Region and label listings:
--- start ---

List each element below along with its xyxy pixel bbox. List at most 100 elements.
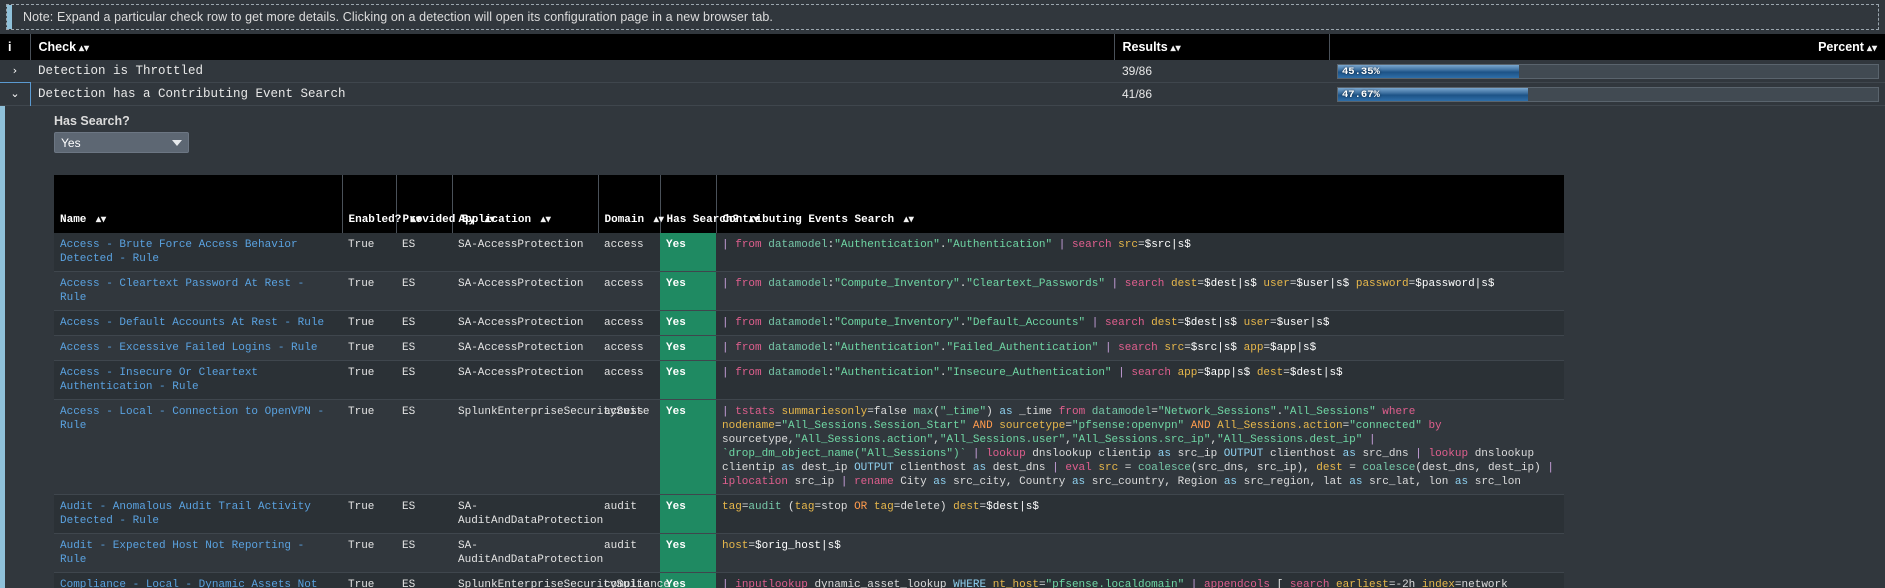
col-header-contributing-events-search[interactable]: Contributing Events Search ▴▾: [715, 175, 1564, 233]
col-header-check-label: Check: [38, 40, 77, 54]
detection-search-cell: | from datamodel:"Authentication"."Faile…: [716, 335, 1564, 361]
detection-provided-by-cell: ES: [396, 310, 452, 336]
chevron-right-icon[interactable]: ›: [0, 60, 30, 82]
sort-icon[interactable]: ▴▾: [485, 215, 495, 226]
note-accent-bar: [7, 5, 12, 29]
table-row[interactable]: › Detection is Throttled 39/86 45.35%: [0, 60, 1885, 83]
check-name-cell-throttled: Detection is Throttled: [30, 60, 1114, 83]
col-header-domain-label: Domain: [604, 214, 645, 226]
detection-provided-by-cell: ES: [396, 533, 452, 573]
detection-has-search-cell: Yes: [660, 494, 716, 534]
detection-search-cell: host=$orig_host|s$: [716, 533, 1564, 573]
detection-name-cell: Access - Cleartext Password At Rest - Ru…: [54, 271, 342, 311]
detection-provided-by-cell: ES: [396, 233, 452, 272]
detection-name-link[interactable]: Access - Local - Connection to OpenVPN -…: [60, 406, 324, 432]
sort-icon[interactable]: ▴▾: [79, 43, 89, 54]
detection-provided-by-cell: ES: [396, 335, 452, 361]
col-header-enabled[interactable]: Enabled? ▴▾: [341, 175, 421, 233]
table-row[interactable]: Access - Excessive Failed Logins - Rule T…: [54, 335, 1564, 361]
results-cell-throttled: 39/86: [1114, 60, 1329, 83]
percent-bar: 45.35%: [1337, 64, 1879, 79]
detections-header-row: Name ▴▾ Enabled? ▴▾ Provided By ▴▾ Appli…: [54, 175, 1564, 233]
table-row[interactable]: ⌄ Detection has a Contributing Event Sea…: [0, 81, 1885, 107]
col-header-info-label: i: [8, 40, 12, 54]
detection-provided-by-cell: ES: [396, 572, 452, 588]
col-header-results[interactable]: Results ▴▾: [1113, 34, 1329, 60]
col-header-check[interactable]: Check ▴▾: [29, 34, 1114, 60]
detection-name-link[interactable]: Access - Cleartext Password At Rest - Ru…: [60, 278, 304, 304]
detection-domain-cell: access: [598, 335, 660, 361]
detection-name-link[interactable]: Audit - Anomalous Audit Trail Activity D…: [60, 501, 311, 527]
detection-enabled-cell: True: [342, 572, 396, 588]
percent-label: 47.67%: [1342, 89, 1380, 101]
detection-search-cell: | inputlookup dynamic_asset_lookup WHERE…: [716, 572, 1564, 588]
col-header-application[interactable]: Application ▴▾: [451, 175, 598, 233]
detection-name-cell: Compliance - Local - Dynamic Assets Not …: [54, 572, 342, 588]
detection-name-cell: Access - Default Accounts At Rest - Rule: [54, 310, 342, 336]
note-text: Note: Expand a particular check row to g…: [23, 10, 774, 24]
sort-icon[interactable]: ▴▾: [411, 215, 421, 226]
sort-icon[interactable]: ▴▾: [96, 215, 106, 226]
col-header-name[interactable]: Name ▴▾: [54, 175, 342, 233]
detection-name-link[interactable]: Access - Insecure Or Cleartext Authentic…: [60, 367, 258, 393]
detection-provided-by-cell: ES: [396, 271, 452, 311]
sort-icon[interactable]: ▴▾: [904, 215, 914, 226]
detection-domain-cell: access: [598, 360, 660, 400]
chevron-down-icon[interactable]: [172, 139, 182, 146]
detections-table: Name ▴▾ Enabled? ▴▾ Provided By ▴▾ Appli…: [54, 175, 1564, 588]
check-name: Detection has a Contributing Event Searc…: [38, 87, 346, 101]
detection-has-search-cell: Yes: [660, 233, 716, 272]
detection-name-cell: Access - Excessive Failed Logins - Rule: [54, 335, 342, 361]
detection-application-cell: SplunkEnterpriseSecuritySuite: [452, 572, 649, 588]
col-header-name-label: Name: [60, 214, 87, 226]
sort-icon[interactable]: ▴▾: [541, 215, 551, 226]
sort-icon[interactable]: ▴▾: [1171, 43, 1181, 54]
col-header-info[interactable]: i: [0, 34, 30, 60]
detection-name-cell: Access - Insecure Or Cleartext Authentic…: [54, 360, 342, 400]
detections-table-head: Name ▴▾ Enabled? ▴▾ Provided By ▴▾ Appli…: [54, 175, 1564, 233]
col-header-has-search[interactable]: Has Search? ▴▾: [659, 175, 759, 233]
sort-icon[interactable]: ▴▾: [654, 215, 664, 226]
detection-application-cell: SA-AccessProtection: [452, 335, 598, 361]
detection-name-link[interactable]: Access - Default Accounts At Rest - Rule: [60, 317, 324, 329]
splunk-check-results-page: Note: Expand a particular check row to g…: [0, 0, 1885, 588]
detection-domain-cell: audit: [598, 494, 660, 534]
sort-icon[interactable]: ▴▾: [749, 215, 759, 226]
col-header-provided-by[interactable]: Provided By ▴▾: [395, 175, 495, 233]
detection-name-link[interactable]: Audit - Expected Host Not Reporting - Ru…: [60, 540, 304, 566]
detection-name-link[interactable]: Access - Excessive Failed Logins - Rule: [60, 342, 317, 354]
detection-domain-cell: access: [598, 399, 660, 495]
col-header-domain[interactable]: Domain ▴▾: [597, 175, 664, 233]
percent-cell-contributing-search: 47.67%: [1329, 82, 1885, 106]
expander-cell-throttled[interactable]: ›: [0, 60, 30, 83]
table-row[interactable]: Access - Local - Connection to OpenVPN -…: [54, 399, 1564, 495]
results-value: 41/86: [1122, 87, 1153, 101]
table-row[interactable]: Access - Cleartext Password At Rest - Ru…: [54, 271, 1564, 311]
table-row[interactable]: Access - Brute Force Access Behavior Det…: [54, 233, 1564, 272]
table-row[interactable]: Access - Insecure Or Cleartext Authentic…: [54, 360, 1564, 400]
table-row[interactable]: Audit - Anomalous Audit Trail Activity D…: [54, 494, 1564, 534]
table-row[interactable]: Access - Default Accounts At Rest - Rule…: [54, 310, 1564, 336]
detection-enabled-cell: True: [342, 360, 396, 400]
col-header-percent[interactable]: Percent ▴▾: [1328, 34, 1885, 60]
detection-provided-by-cell: ES: [396, 399, 452, 495]
detection-name-cell: Audit - Anomalous Audit Trail Activity D…: [54, 494, 342, 534]
expander-cell-contributing-search[interactable]: ⌄: [0, 81, 31, 107]
table-row[interactable]: Compliance - Local - Dynamic Assets Not …: [54, 572, 1564, 588]
table-row[interactable]: Audit - Expected Host Not Reporting - Ru…: [54, 533, 1564, 573]
detection-has-search-cell: Yes: [660, 310, 716, 336]
has-search-dropdown[interactable]: Yes: [54, 132, 189, 153]
has-search-filter-label: Has Search?: [54, 114, 130, 128]
detection-name-link[interactable]: Access - Brute Force Access Behavior Det…: [60, 239, 298, 265]
detection-enabled-cell: True: [342, 271, 396, 311]
detection-search-cell: | from datamodel:"Authentication"."Insec…: [716, 360, 1564, 400]
detection-has-search-cell: Yes: [660, 572, 716, 588]
detection-enabled-cell: True: [342, 399, 396, 495]
detection-name-link[interactable]: Compliance - Local - Dynamic Assets Not …: [60, 579, 317, 588]
sort-icon[interactable]: ▴▾: [1867, 43, 1877, 54]
detection-application-cell: SA-AuditAndDataProtection: [452, 494, 603, 534]
detection-search-cell: | from datamodel:"Compute_Inventory"."De…: [716, 310, 1564, 336]
check-name-cell-contributing-search: Detection has a Contributing Event Searc…: [30, 82, 1114, 106]
chevron-down-icon[interactable]: ⌄: [0, 83, 30, 105]
checks-header-row: i Check ▴▾ Results ▴▾ Percent ▴▾: [0, 34, 1885, 60]
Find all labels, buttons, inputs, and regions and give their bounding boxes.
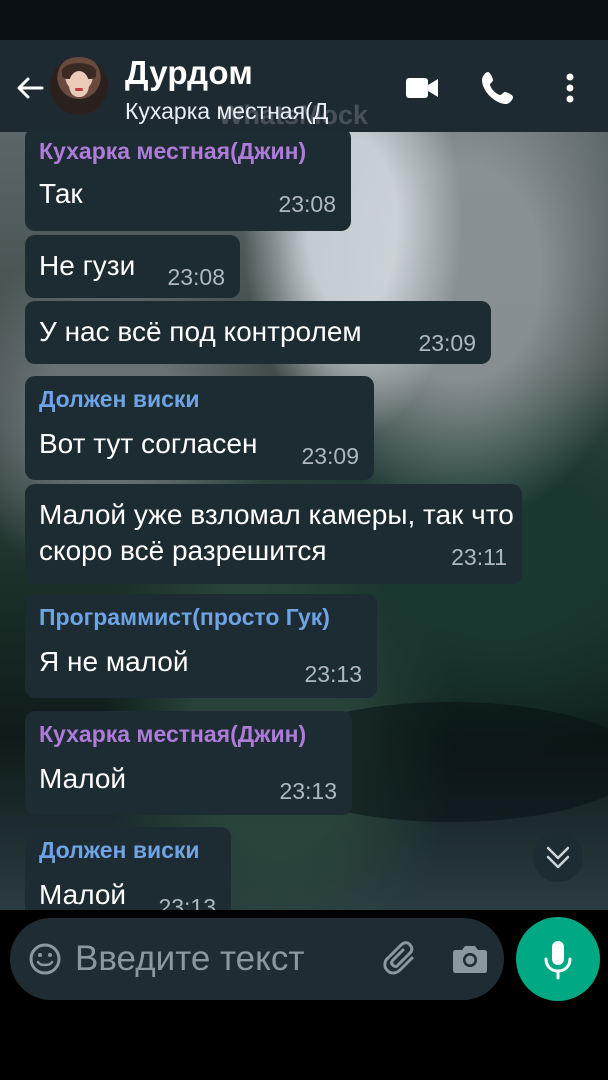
message-text: Малой [39, 879, 127, 910]
message-sender: Кухарка местная(Джин) [39, 721, 307, 747]
scroll-down-button[interactable] [533, 832, 583, 882]
message-bubble[interactable]: Кухарка местная(Джин) Малой 23:13 [25, 711, 352, 815]
message-bubble[interactable]: Должен виски Малой 23:13 [25, 827, 231, 910]
message-time: 23:11 [451, 544, 507, 570]
message-sender: Кухарка местная(Джин) [39, 138, 307, 164]
message-time: 23:13 [304, 661, 362, 687]
message-text: Малой уже взломал камеры, так что скоро … [39, 499, 514, 566]
group-avatar[interactable] [50, 57, 108, 115]
message-input[interactable]: Введите текст [75, 939, 304, 979]
navigation-bar [0, 1008, 608, 1080]
message-text: Я не малой [39, 646, 189, 677]
message-time: 23:13 [158, 894, 216, 910]
message-sender: Должен виски [39, 837, 200, 863]
message-bubble[interactable]: Малой уже взломал камеры, так что скоро … [25, 484, 522, 584]
message-sender: Программист(просто Гук) [39, 604, 330, 630]
message-time: 23:13 [279, 778, 337, 804]
voice-message-button[interactable] [516, 917, 600, 1001]
message-text: Так [39, 178, 83, 209]
message-composer[interactable]: Введите текст [10, 918, 504, 1000]
message-text: Вот тут согласен [39, 428, 258, 459]
message-bubble[interactable]: Должен виски Вот тут согласен 23:09 [25, 376, 374, 480]
message-bubble[interactable]: Не гузи 23:08 [25, 235, 240, 298]
status-bar [0, 0, 608, 40]
message-text: Малой [39, 763, 127, 794]
message-time: 23:08 [278, 191, 336, 217]
more-vertical-icon[interactable] [552, 68, 588, 108]
chat-header: Дурдом Кухарка местная(Д WhatsMock [0, 40, 608, 132]
phone-icon[interactable] [478, 68, 518, 108]
message-sender: Должен виски [39, 386, 200, 412]
emoji-icon[interactable] [28, 942, 62, 976]
message-time: 23:08 [167, 264, 225, 290]
double-chevron-down-icon [546, 846, 570, 869]
paperclip-icon[interactable] [382, 939, 422, 979]
message-bubble[interactable]: Кухарка местная(Джин) Так 23:08 [25, 132, 351, 231]
video-camera-icon[interactable] [402, 68, 442, 108]
message-list[interactable]: Кухарка местная(Джин) Так 23:08 Не гузи … [0, 132, 608, 910]
microphone-icon [544, 941, 572, 980]
watermark: WhatsMock [218, 100, 369, 130]
message-time: 23:09 [301, 443, 359, 469]
message-bubble[interactable]: У нас всё под контролем 23:09 [25, 301, 491, 364]
message-text: У нас всё под контролем [39, 316, 362, 347]
back-arrow-icon[interactable] [14, 72, 46, 104]
camera-icon[interactable] [450, 940, 490, 978]
chat-title[interactable]: Дурдом [125, 54, 253, 92]
message-time: 23:09 [418, 330, 476, 356]
message-text: Не гузи [39, 250, 136, 281]
message-bubble[interactable]: Программист(просто Гук) Я не малой 23:13 [25, 594, 377, 698]
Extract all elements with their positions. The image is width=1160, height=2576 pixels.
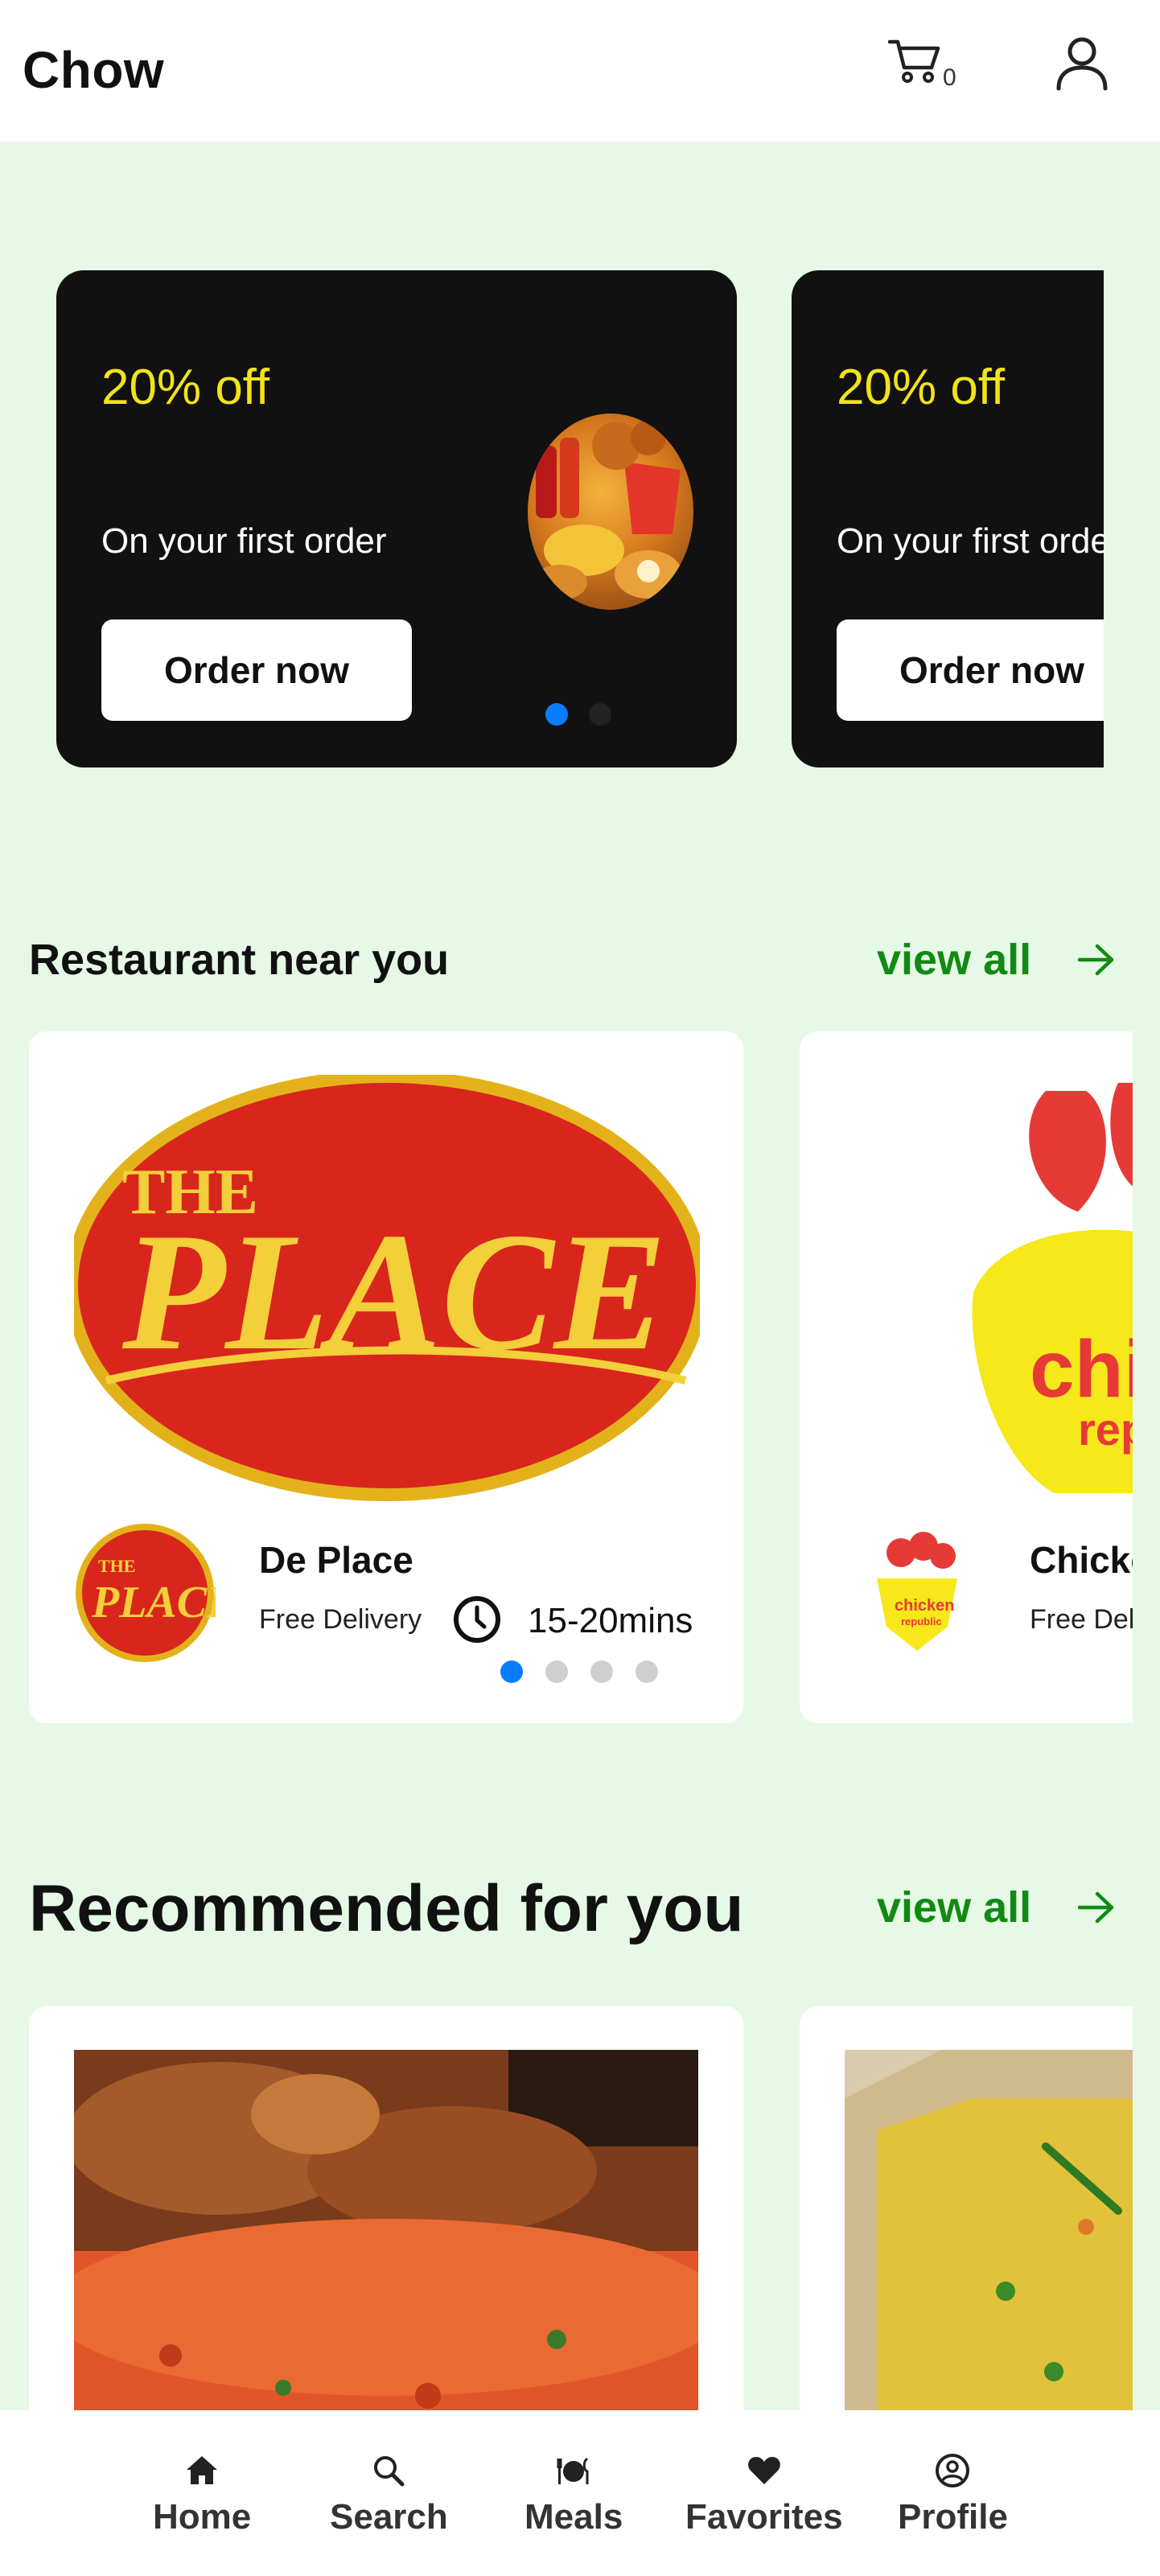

--- end ---

* **AIM OF THE EXERCISE**: Turn the lines of the records starting at the one that contains "message-text: Малой [39, 879, 127, 910]" and ending at the one that contains "message-sender: Программист(просто Гук)", both included, into a numbered list with blank lines left out.

* **REPLY**:
1. message-text: Малой [39, 879, 127, 910]
2. message-sender: Кухарка местная(Джин) [39, 721, 307, 747]
3. scroll-down-button[interactable] [533, 832, 583, 882]
4. message-bubble[interactable]: Кухарка местная(Джин) Малой 23:13 [25, 711, 352, 815]
5. message-bubble[interactable]: Должен виски Малой 23:13 [25, 827, 231, 910]
6. message-time: 23:11 [451, 544, 507, 570]
7. message-sender: Кухарка местная(Джин) [39, 138, 307, 164]
8. message-time: 23:13 [304, 661, 362, 687]
9. message-text: Малой уже взломал камеры, так что скоро … [39, 499, 514, 566]
10. group-avatar[interactable] [50, 57, 108, 115]
11. message-input[interactable]: Введите текст [75, 939, 304, 979]
12. navigation-bar [0, 1008, 608, 1080]
13. message-text: Я не малой [39, 646, 189, 677]
14. message-time: 23:13 [158, 894, 216, 910]
15. message-sender: Должен виски [39, 837, 200, 863]
16. message-bubble[interactable]: Малой уже взломал камеры, так что скоро … [25, 484, 522, 584]
17. message-sender: Программист(просто Гук) [39, 604, 330, 630]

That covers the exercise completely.